**Exercise**
Write out every single entry exactly.

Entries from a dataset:

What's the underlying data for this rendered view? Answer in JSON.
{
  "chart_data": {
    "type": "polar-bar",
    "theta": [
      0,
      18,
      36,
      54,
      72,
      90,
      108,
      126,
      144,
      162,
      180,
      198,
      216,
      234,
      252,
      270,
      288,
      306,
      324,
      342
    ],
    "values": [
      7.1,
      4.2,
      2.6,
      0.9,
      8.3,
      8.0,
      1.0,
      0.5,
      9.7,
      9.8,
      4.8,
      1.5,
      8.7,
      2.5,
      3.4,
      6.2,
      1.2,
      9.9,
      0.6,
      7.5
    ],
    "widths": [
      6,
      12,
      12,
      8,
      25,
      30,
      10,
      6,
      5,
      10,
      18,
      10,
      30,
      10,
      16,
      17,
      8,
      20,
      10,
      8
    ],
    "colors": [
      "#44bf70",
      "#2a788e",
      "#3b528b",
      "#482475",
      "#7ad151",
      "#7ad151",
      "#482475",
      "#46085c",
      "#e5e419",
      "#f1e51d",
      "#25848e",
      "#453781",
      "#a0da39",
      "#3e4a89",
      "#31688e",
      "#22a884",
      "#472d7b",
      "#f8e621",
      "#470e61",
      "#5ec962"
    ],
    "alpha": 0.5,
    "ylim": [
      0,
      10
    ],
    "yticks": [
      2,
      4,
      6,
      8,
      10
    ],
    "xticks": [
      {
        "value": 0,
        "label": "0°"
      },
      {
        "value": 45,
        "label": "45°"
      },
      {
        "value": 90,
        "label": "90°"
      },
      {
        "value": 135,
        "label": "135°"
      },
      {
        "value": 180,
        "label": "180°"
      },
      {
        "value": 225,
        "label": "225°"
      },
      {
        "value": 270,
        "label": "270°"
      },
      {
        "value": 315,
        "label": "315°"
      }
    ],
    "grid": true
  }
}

**Completed exercise**
What's the underlying data for this rendered view? Answer in JSON.
{
  "chart_data": {
    "type": "polar-bar",
    "theta": [
      0,
      18,
      36,
      54,
      72,
      90,
      108,
      126,
      144,
      162,
      180,
      198,
      216,
      234,
      252,
      270,
      288,
      306,
      324,
      342
    ],
    "values": [
      7.1,
      4.2,
      2.6,
      0.9,
      8.3,
      8.0,
      1.0,
      0.5,
      9.7,
      9.8,
      4.8,
      1.5,
      8.7,
      2.5,
      3.4,
      6.2,
      1.2,
      9.9,
      0.6,
      7.5
    ],
    "widths": [
      6,
      12,
      12,
      8,
      25,
      30,
      10,
      6,
      5,
      10,
      18,
      10,
      30,
      10,
      16,
      17,
      8,
      20,
      10,
      8
    ],
    "colors": [
      "#44bf70",
      "#2a788e",
      "#3b528b",
      "#482475",
      "#7ad151",
      "#7ad151",
      "#482475",
      "#46085c",
      "#e5e419",
      "#f1e51d",
      "#25848e",
      "#453781",
      "#a0da39",
      "#3e4a89",
      "#31688e",
      "#22a884",
      "#472d7b",
      "#f8e621",
      "#470e61",
      "#5ec962"
    ],
    "alpha": 0.5,
    "ylim": [
      0,
      10
    ],
    "yticks": [
      2,
      4,
      6,
      8,
      10
    ],
    "xticks": [
      {
        "value": 0,
        "label": "0°"
      },
      {
        "value": 45,
        "label": "45°"
      },
      {
        "value": 90,
        "label": "90°"
      },
      {
        "value": 135,
        "label": "135°"
      },
      {
        "value": 180,
        "label": "180°"
      },
      {
        "value": 225,
        "label": "225°"
      },
      {
        "value": 270,
        "label": "270°"
      },
      {
        "value": 315,
        "label": "315°"
      }
    ],
    "grid": true
  }
}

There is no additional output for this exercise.